** EXERCISE DATA **

>>

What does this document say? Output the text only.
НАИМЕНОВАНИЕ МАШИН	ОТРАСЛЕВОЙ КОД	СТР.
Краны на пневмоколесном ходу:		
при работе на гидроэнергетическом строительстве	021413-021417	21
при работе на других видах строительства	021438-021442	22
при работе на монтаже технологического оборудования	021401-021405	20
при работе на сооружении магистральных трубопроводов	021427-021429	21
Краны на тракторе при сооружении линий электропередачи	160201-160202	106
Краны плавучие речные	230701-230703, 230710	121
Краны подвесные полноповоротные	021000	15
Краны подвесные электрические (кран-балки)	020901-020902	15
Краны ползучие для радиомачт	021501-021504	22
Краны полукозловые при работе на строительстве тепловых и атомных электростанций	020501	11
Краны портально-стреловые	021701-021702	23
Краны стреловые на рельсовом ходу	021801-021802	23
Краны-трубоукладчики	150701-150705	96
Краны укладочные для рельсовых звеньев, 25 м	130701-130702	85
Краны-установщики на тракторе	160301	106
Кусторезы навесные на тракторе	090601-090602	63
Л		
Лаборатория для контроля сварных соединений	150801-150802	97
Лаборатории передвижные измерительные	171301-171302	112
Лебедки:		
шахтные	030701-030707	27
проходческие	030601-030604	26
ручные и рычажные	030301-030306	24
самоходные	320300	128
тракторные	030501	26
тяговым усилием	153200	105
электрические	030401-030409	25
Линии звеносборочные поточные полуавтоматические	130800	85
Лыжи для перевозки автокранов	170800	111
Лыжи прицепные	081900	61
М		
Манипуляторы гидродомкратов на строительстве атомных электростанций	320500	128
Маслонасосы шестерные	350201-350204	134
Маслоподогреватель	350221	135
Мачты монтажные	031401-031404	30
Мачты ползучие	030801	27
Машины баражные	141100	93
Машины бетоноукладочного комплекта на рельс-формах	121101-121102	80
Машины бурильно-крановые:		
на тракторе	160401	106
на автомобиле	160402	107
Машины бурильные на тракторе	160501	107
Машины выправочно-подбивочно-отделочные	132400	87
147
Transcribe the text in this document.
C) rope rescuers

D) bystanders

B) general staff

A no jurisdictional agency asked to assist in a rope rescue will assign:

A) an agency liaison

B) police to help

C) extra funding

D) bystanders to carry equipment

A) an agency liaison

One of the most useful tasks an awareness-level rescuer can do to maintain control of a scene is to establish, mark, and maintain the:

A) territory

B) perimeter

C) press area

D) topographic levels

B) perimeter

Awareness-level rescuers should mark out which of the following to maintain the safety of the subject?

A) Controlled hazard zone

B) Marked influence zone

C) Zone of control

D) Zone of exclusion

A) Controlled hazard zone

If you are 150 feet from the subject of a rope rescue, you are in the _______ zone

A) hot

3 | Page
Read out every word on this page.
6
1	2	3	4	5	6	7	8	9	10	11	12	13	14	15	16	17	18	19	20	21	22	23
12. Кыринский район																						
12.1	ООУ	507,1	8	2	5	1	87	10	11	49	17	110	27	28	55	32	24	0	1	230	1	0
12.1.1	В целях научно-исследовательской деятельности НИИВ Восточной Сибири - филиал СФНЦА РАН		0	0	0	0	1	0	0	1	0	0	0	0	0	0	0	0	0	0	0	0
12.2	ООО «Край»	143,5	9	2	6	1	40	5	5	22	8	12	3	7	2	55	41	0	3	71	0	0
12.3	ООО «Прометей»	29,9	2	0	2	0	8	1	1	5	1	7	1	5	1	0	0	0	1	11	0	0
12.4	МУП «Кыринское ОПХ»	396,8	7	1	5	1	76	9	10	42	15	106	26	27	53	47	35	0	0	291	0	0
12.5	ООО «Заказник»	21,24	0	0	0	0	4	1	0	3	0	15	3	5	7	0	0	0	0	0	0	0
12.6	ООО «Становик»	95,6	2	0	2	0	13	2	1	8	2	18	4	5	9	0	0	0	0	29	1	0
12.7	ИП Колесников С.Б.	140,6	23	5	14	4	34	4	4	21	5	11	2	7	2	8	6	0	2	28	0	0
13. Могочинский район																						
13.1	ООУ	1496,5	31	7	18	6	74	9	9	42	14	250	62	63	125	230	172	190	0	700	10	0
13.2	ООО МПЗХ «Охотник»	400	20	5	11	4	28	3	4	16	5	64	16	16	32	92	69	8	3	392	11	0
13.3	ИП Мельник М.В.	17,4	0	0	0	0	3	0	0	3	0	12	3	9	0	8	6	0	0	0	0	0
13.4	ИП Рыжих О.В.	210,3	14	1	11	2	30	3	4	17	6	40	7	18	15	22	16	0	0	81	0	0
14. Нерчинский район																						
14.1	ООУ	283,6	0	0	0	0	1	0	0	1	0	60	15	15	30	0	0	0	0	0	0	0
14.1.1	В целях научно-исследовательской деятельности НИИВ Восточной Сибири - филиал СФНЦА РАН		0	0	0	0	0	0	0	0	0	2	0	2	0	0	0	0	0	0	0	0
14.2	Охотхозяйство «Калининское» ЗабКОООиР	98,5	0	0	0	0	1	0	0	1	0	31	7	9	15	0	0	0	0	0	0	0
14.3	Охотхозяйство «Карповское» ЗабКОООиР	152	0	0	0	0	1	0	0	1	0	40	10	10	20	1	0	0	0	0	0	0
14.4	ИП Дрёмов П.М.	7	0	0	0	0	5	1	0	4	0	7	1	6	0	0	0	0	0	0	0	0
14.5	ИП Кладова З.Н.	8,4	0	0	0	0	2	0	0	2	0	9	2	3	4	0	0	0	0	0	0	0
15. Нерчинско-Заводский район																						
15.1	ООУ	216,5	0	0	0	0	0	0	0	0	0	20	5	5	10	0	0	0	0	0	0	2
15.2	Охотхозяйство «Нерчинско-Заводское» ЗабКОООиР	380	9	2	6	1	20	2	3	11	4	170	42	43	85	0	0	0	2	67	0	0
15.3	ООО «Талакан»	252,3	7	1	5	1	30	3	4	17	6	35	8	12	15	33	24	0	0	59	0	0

<<

** DIRECTIONS FOR THIS TASK **
Select all lines in the listing that include the word "атомных".

** SOLUTION TO THE EXERCISE **
Краны полукозловые при работе на строительстве тепловых и атомных электростанций	020501	11
Манипуляторы гидродомкратов на строительстве атомных электростанций	320500	128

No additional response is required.